> [Request]:
Copy out every line in which the string "Photometric" occurs.

+++++

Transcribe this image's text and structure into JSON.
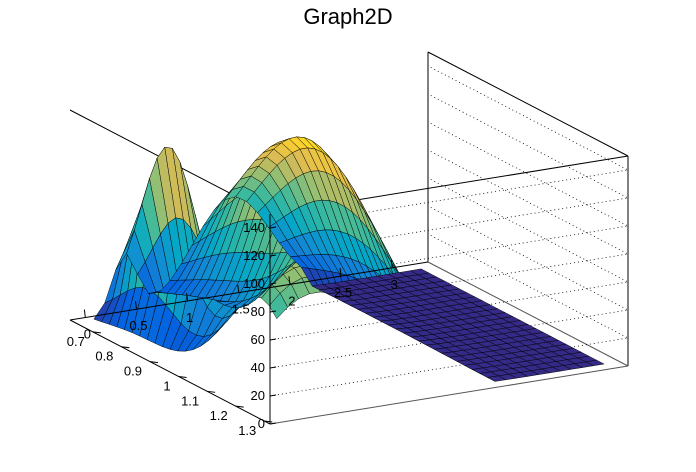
{
  "chart_data": {
    "type": "surface",
    "title": "Graph2D",
    "xlabel": "",
    "ylabel": "",
    "zlabel": "",
    "x_ticks": [
      "0",
      "0.5",
      "1",
      "1.5",
      "2",
      "2.5",
      "3"
    ],
    "y_ticks": [
      "0.7",
      "0.8",
      "0.9",
      "1",
      "1.1",
      "1.2",
      "1.3"
    ],
    "z_ticks": [
      "0",
      "20",
      "40",
      "60",
      "80",
      "100",
      "120",
      "140"
    ],
    "xlim": [
      -0.15,
      3.35
    ],
    "ylim": [
      0.62,
      1.32
    ],
    "zlim": [
      0,
      150
    ],
    "grid": true,
    "colormap": [
      "#352a87",
      "#0363e1",
      "#1485d4",
      "#06a7c6",
      "#38b99e",
      "#92bf73",
      "#d9ba56",
      "#fcce2e",
      "#f9fb0e"
    ]
  }
}
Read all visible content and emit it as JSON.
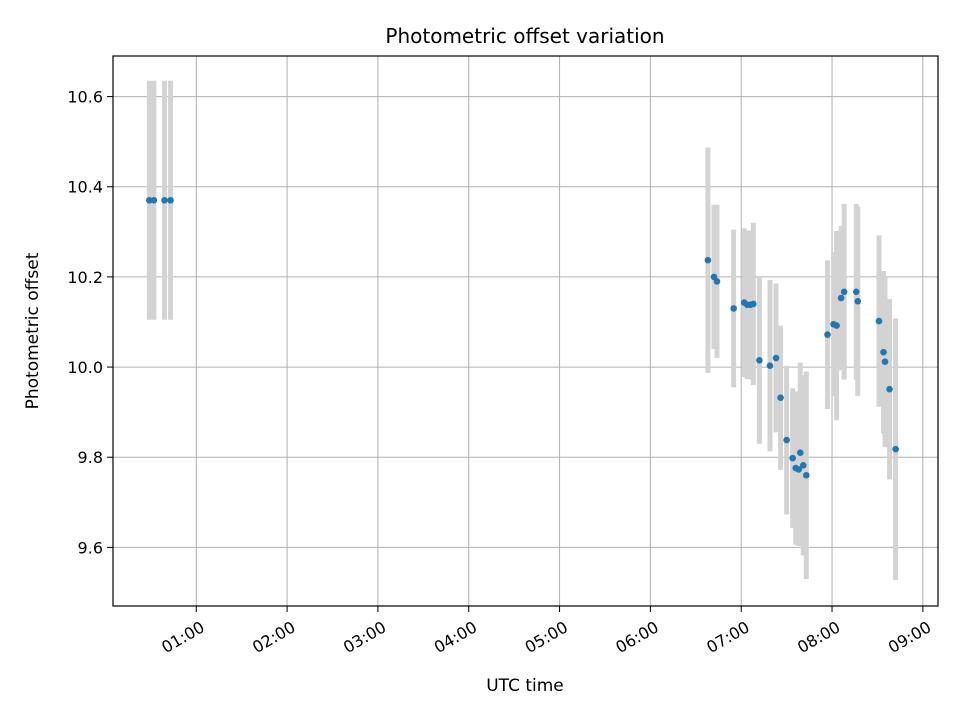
{
  "chart_data": {
    "type": "scatter",
    "title": "Photometric offset variation",
    "xlabel": "UTC time",
    "ylabel": "Photometric offset",
    "x_axis_kind": "time",
    "xlim": [
      "00:05",
      "09:10"
    ],
    "ylim": [
      9.47,
      10.69
    ],
    "x_ticks": [
      "01:00",
      "02:00",
      "03:00",
      "04:00",
      "05:00",
      "06:00",
      "07:00",
      "08:00",
      "09:00"
    ],
    "y_ticks": [
      "9.6",
      "9.8",
      "10.0",
      "10.2",
      "10.4",
      "10.6"
    ],
    "grid": true,
    "marker_color": "#1f77b4",
    "errorbar_color": "#d3d3d3",
    "points": [
      {
        "t": "00:29",
        "y": 10.37,
        "err": 0.265
      },
      {
        "t": "00:32",
        "y": 10.37,
        "err": 0.265
      },
      {
        "t": "00:39",
        "y": 10.37,
        "err": 0.265
      },
      {
        "t": "00:43",
        "y": 10.37,
        "err": 0.265
      },
      {
        "t": "06:38",
        "y": 10.237,
        "err": 0.25
      },
      {
        "t": "06:42",
        "y": 10.2,
        "err": 0.16
      },
      {
        "t": "06:44",
        "y": 10.19,
        "err": 0.17
      },
      {
        "t": "06:55",
        "y": 10.13,
        "err": 0.175
      },
      {
        "t": "07:02",
        "y": 10.143,
        "err": 0.165
      },
      {
        "t": "07:04",
        "y": 10.138,
        "err": 0.165
      },
      {
        "t": "07:06",
        "y": 10.138,
        "err": 0.165
      },
      {
        "t": "07:08",
        "y": 10.14,
        "err": 0.18
      },
      {
        "t": "07:12",
        "y": 10.015,
        "err": 0.185
      },
      {
        "t": "07:19",
        "y": 10.003,
        "err": 0.19
      },
      {
        "t": "07:23",
        "y": 10.02,
        "err": 0.165
      },
      {
        "t": "07:26",
        "y": 9.932,
        "err": 0.16
      },
      {
        "t": "07:30",
        "y": 9.838,
        "err": 0.165
      },
      {
        "t": "07:34",
        "y": 9.798,
        "err": 0.155
      },
      {
        "t": "07:36",
        "y": 9.776,
        "err": 0.17
      },
      {
        "t": "07:38",
        "y": 9.773,
        "err": 0.17
      },
      {
        "t": "07:39",
        "y": 9.81,
        "err": 0.2
      },
      {
        "t": "07:41",
        "y": 9.782,
        "err": 0.2
      },
      {
        "t": "07:43",
        "y": 9.76,
        "err": 0.23
      },
      {
        "t": "07:57",
        "y": 10.072,
        "err": 0.165
      },
      {
        "t": "08:01",
        "y": 10.095,
        "err": 0.16
      },
      {
        "t": "08:03",
        "y": 10.092,
        "err": 0.21
      },
      {
        "t": "08:06",
        "y": 10.153,
        "err": 0.16
      },
      {
        "t": "08:08",
        "y": 10.167,
        "err": 0.195
      },
      {
        "t": "08:16",
        "y": 10.167,
        "err": 0.195
      },
      {
        "t": "08:17",
        "y": 10.146,
        "err": 0.21
      },
      {
        "t": "08:31",
        "y": 10.102,
        "err": 0.19
      },
      {
        "t": "08:34",
        "y": 10.033,
        "err": 0.18
      },
      {
        "t": "08:35",
        "y": 10.012,
        "err": 0.19
      },
      {
        "t": "08:38",
        "y": 9.951,
        "err": 0.2
      },
      {
        "t": "08:42",
        "y": 9.818,
        "err": 0.29
      }
    ]
  }
}
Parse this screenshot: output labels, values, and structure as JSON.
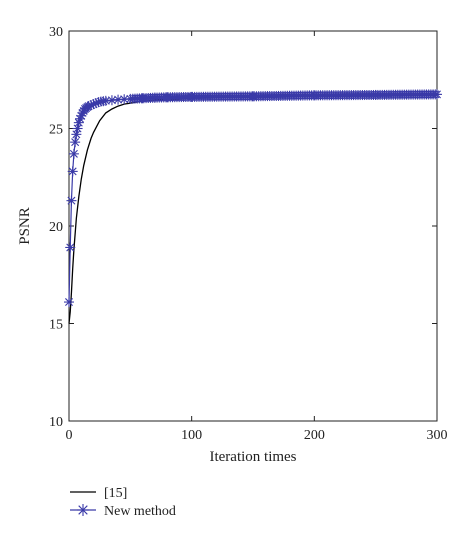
{
  "chart_data": {
    "type": "line",
    "xlabel": "Iteration times",
    "ylabel": "PSNR",
    "xlim": [
      0,
      300
    ],
    "ylim": [
      10,
      30
    ],
    "xticks": [
      0,
      100,
      200,
      300
    ],
    "yticks": [
      10,
      15,
      20,
      25,
      30
    ],
    "grid": false,
    "legend_position": "bottom-left, outside plot",
    "series": [
      {
        "name": "[15]",
        "color": "#000000",
        "marker": "none",
        "x": [
          0,
          1,
          2,
          3,
          4,
          6,
          8,
          10,
          12,
          15,
          18,
          20,
          25,
          30,
          35,
          40,
          45,
          50,
          55,
          60,
          70,
          80,
          100,
          150,
          200,
          250,
          300
        ],
        "y": [
          15.0,
          15.6,
          16.6,
          17.8,
          18.8,
          20.4,
          21.5,
          22.4,
          23.1,
          23.9,
          24.5,
          24.8,
          25.4,
          25.8,
          26.0,
          26.15,
          26.25,
          26.3,
          26.35,
          26.4,
          26.45,
          26.5,
          26.55,
          26.6,
          26.65,
          26.7,
          26.7
        ]
      },
      {
        "name": "New method",
        "color": "#3a3aa8",
        "marker": "asterisk",
        "x": [
          0,
          1,
          2,
          3,
          4,
          5,
          6,
          7,
          8,
          9,
          10,
          11,
          12,
          13,
          14,
          15,
          16,
          18,
          20,
          22,
          24,
          26,
          28,
          30,
          35,
          40,
          45,
          50,
          60,
          70,
          80,
          100,
          150,
          200,
          250,
          300
        ],
        "y": [
          16.1,
          18.9,
          21.3,
          22.8,
          23.7,
          24.3,
          24.7,
          25.0,
          25.3,
          25.5,
          25.65,
          25.8,
          25.9,
          26.0,
          26.05,
          26.1,
          26.15,
          26.2,
          26.25,
          26.3,
          26.35,
          26.38,
          26.4,
          26.42,
          26.45,
          26.48,
          26.5,
          26.52,
          26.55,
          26.58,
          26.6,
          26.62,
          26.65,
          26.7,
          26.72,
          26.75
        ]
      }
    ]
  }
}
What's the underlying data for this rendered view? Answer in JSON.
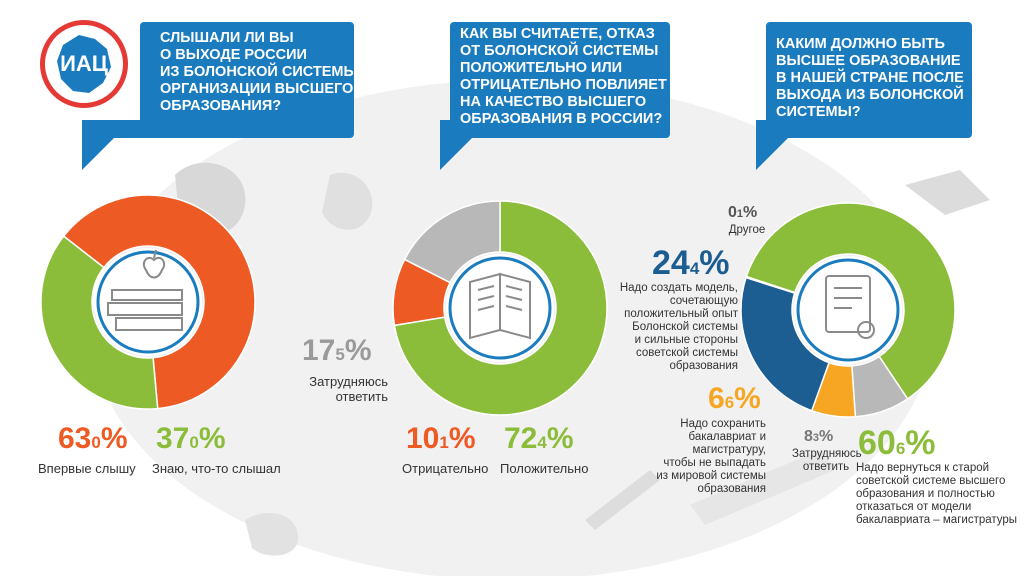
{
  "logo_text": "ИАЦ",
  "colors": {
    "blue": "#1a7cbf",
    "orange": "#ee5a24",
    "green": "#8cbd3a",
    "gray": "#b8b8b8",
    "yellow": "#f6a623",
    "darkblue": "#1c5d92"
  },
  "question1": {
    "lines": [
      "СЛЫШАЛИ ЛИ ВЫ",
      "О ВЫХОДЕ РОССИИ",
      "ИЗ БОЛОНСКОЙ СИСТЕМЫ",
      "ОРГАНИЗАЦИИ ВЫСШЕГО",
      "ОБРАЗОВАНИЯ?"
    ]
  },
  "question2": {
    "lines": [
      "КАК ВЫ СЧИТАЕТЕ, ОТКАЗ",
      "ОТ БОЛОНСКОЙ СИСТЕМЫ",
      "ПОЛОЖИТЕЛЬНО ИЛИ",
      "ОТРИЦАТЕЛЬНО ПОВЛИЯЕТ",
      "НА КАЧЕСТВО ВЫСШЕГО",
      "ОБРАЗОВАНИЯ В РОССИИ?"
    ]
  },
  "question3": {
    "lines": [
      "КАКИМ ДОЛЖНО БЫТЬ",
      "ВЫСШЕЕ ОБРАЗОВАНИЕ",
      "В НАШЕЙ СТРАНЕ ПОСЛЕ",
      "ВЫХОДА ИЗ БОЛОНСКОЙ",
      "СИСТЕМЫ?"
    ]
  },
  "chart_data": [
    {
      "type": "pie",
      "donut": true,
      "slices": [
        {
          "name": "Впервые слышу",
          "value": 63.0,
          "whole": "63",
          "dec": "0",
          "color": "#ee5a24"
        },
        {
          "name": "Знаю, что-то слышал",
          "value": 37.0,
          "whole": "37",
          "dec": "0",
          "color": "#8cbd3a"
        }
      ]
    },
    {
      "type": "pie",
      "donut": true,
      "slices": [
        {
          "name": "Положительно",
          "value": 72.4,
          "whole": "72",
          "dec": "4",
          "color": "#8cbd3a"
        },
        {
          "name": "Отрицательно",
          "value": 10.1,
          "whole": "10",
          "dec": "1",
          "color": "#ee5a24"
        },
        {
          "name": "Затрудняюсь ответить",
          "value": 17.5,
          "whole": "17",
          "dec": "5",
          "color": "#b8b8b8"
        }
      ]
    },
    {
      "type": "pie",
      "donut": true,
      "slices": [
        {
          "name": "Надо вернуться к старой советской системе высшего образования и полностью отказаться от модели бакалавриата – магистратуры",
          "value": 60.6,
          "whole": "60",
          "dec": "6",
          "color": "#8cbd3a"
        },
        {
          "name": "Затрудняюсь ответить",
          "value": 8.3,
          "whole": "8",
          "dec": "3",
          "color": "#b8b8b8"
        },
        {
          "name": "Надо сохранить бакалавриат и магистратуру, чтобы не выпадать из мировой системы образования",
          "value": 6.6,
          "whole": "6",
          "dec": "6",
          "color": "#f6a623"
        },
        {
          "name": "Надо создать модель, сочетающую положительный опыт Болонской системы и сильные стороны советской системы образования",
          "value": 24.4,
          "whole": "24",
          "dec": "4",
          "color": "#1c5d92"
        },
        {
          "name": "Другое",
          "value": 0.1,
          "whole": "0",
          "dec": "1",
          "color": "#888888"
        }
      ]
    }
  ],
  "labels": {
    "c1_orange": {
      "whole": "63",
      "dec": "0",
      "sym": "%",
      "text": [
        "Впервые слышу"
      ]
    },
    "c1_green": {
      "whole": "37",
      "dec": "0",
      "sym": "%",
      "text": [
        "Знаю, что-то слышал"
      ]
    },
    "c2_gray": {
      "whole": "17",
      "dec": "5",
      "sym": "%",
      "text": [
        "Затрудняюсь",
        "ответить"
      ]
    },
    "c2_orange": {
      "whole": "10",
      "dec": "1",
      "sym": "%",
      "text": [
        "Отрицательно"
      ]
    },
    "c2_green": {
      "whole": "72",
      "dec": "4",
      "sym": "%",
      "text": [
        "Положительно"
      ]
    },
    "c3_other": {
      "whole": "0",
      "dec": "1",
      "sym": "%",
      "text": [
        "Другое"
      ]
    },
    "c3_blue": {
      "whole": "24",
      "dec": "4",
      "sym": "%",
      "text": [
        "Надо создать модель,",
        "сочетающую",
        "положительный опыт",
        "Болонской системы",
        "и сильные стороны",
        "советской системы",
        "образования"
      ]
    },
    "c3_yellow": {
      "whole": "6",
      "dec": "6",
      "sym": "%",
      "text": [
        "Надо сохранить",
        "бакалавриат и",
        "магистратуру,",
        "чтобы не выпадать",
        "из мировой системы",
        "образования"
      ]
    },
    "c3_gray": {
      "whole": "8",
      "dec": "3",
      "sym": "%",
      "text": [
        "Затрудняюсь",
        "ответить"
      ]
    },
    "c3_green": {
      "whole": "60",
      "dec": "6",
      "sym": "%",
      "text": [
        "Надо вернуться к старой",
        "советской системе высшего",
        "образования и полностью",
        "отказаться от модели",
        "бакалавриата – магистратуры"
      ]
    }
  }
}
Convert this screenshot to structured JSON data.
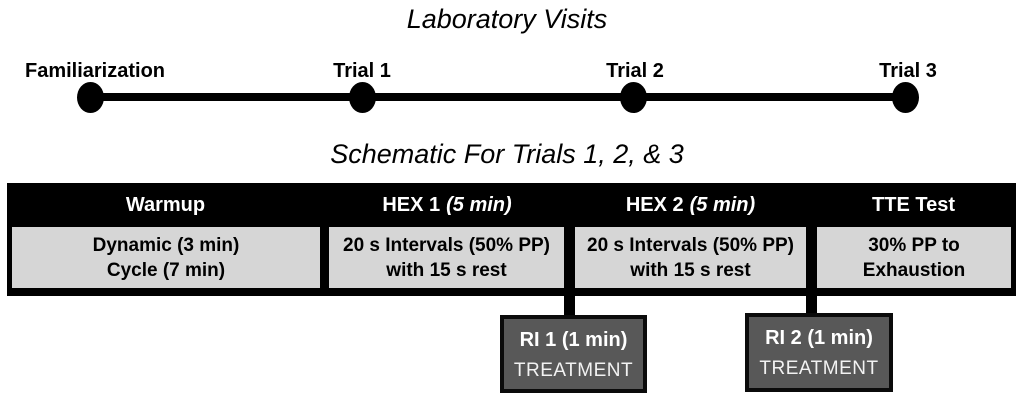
{
  "titles": {
    "timeline": "Laboratory Visits",
    "schematic": "Schematic For Trials 1, 2, & 3"
  },
  "timeline": {
    "milestones": [
      {
        "label": "Familiarization"
      },
      {
        "label": "Trial 1"
      },
      {
        "label": "Trial 2"
      },
      {
        "label": "Trial 3"
      }
    ]
  },
  "schematic_table": {
    "columns": [
      {
        "header": "Warmup",
        "header_note": "",
        "line1": "Dynamic (3 min)",
        "line2": "Cycle (7 min)"
      },
      {
        "header": "HEX 1",
        "header_note": "(5 min)",
        "line1": "20 s Intervals (50% PP)",
        "line2": "with 15 s rest"
      },
      {
        "header": "HEX 2",
        "header_note": "(5 min)",
        "line1": "20 s Intervals (50% PP)",
        "line2": "with 15 s rest"
      },
      {
        "header": "TTE Test",
        "header_note": "",
        "line1": "30% PP to",
        "line2": "Exhaustion"
      }
    ]
  },
  "treatment_boxes": [
    {
      "title": "RI 1 (1 min)",
      "subtitle": "TREATMENT"
    },
    {
      "title": "RI 2 (1 min)",
      "subtitle": "TREATMENT"
    }
  ],
  "colors": {
    "header_black": "#000000",
    "cell_gray": "#d6d6d6",
    "treatment_box_gray": "#585858",
    "text_white": "#ffffff",
    "text_black": "#000000"
  }
}
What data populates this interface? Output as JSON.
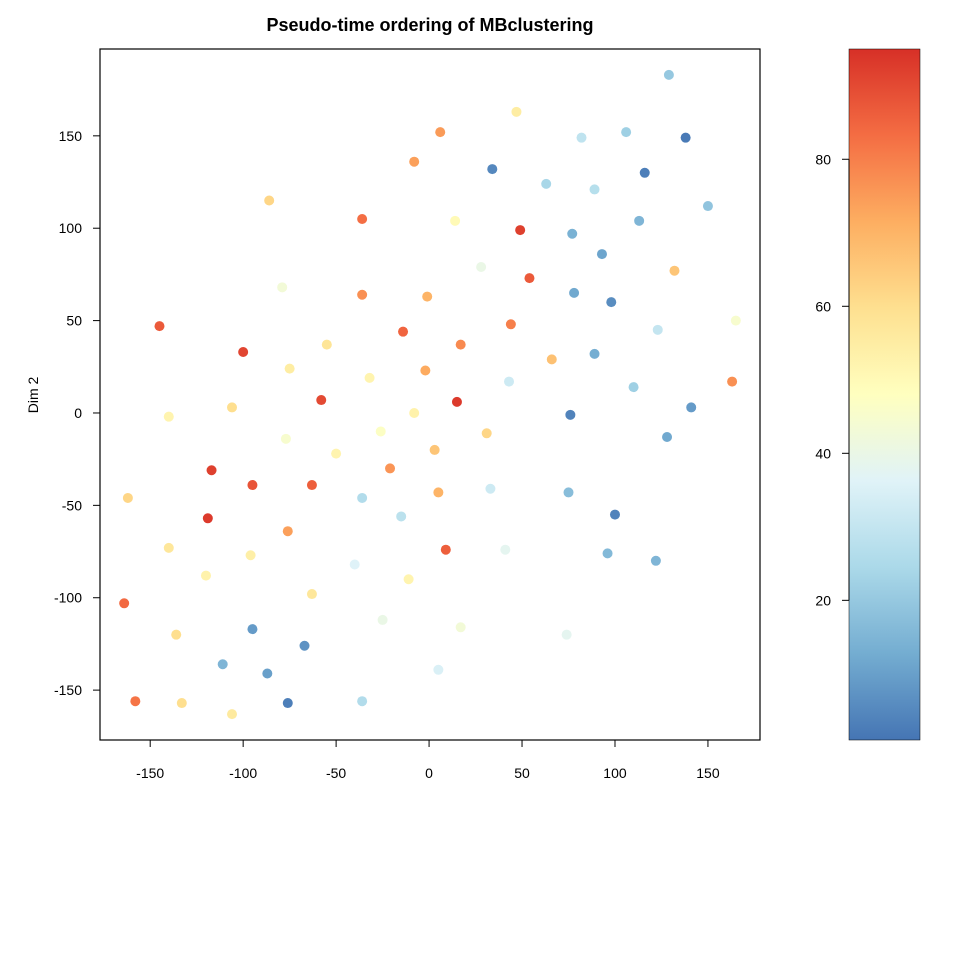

+++++

> [Result]:
    "title": "Photometric offset variation",
    "ylabel": "Photometric offset",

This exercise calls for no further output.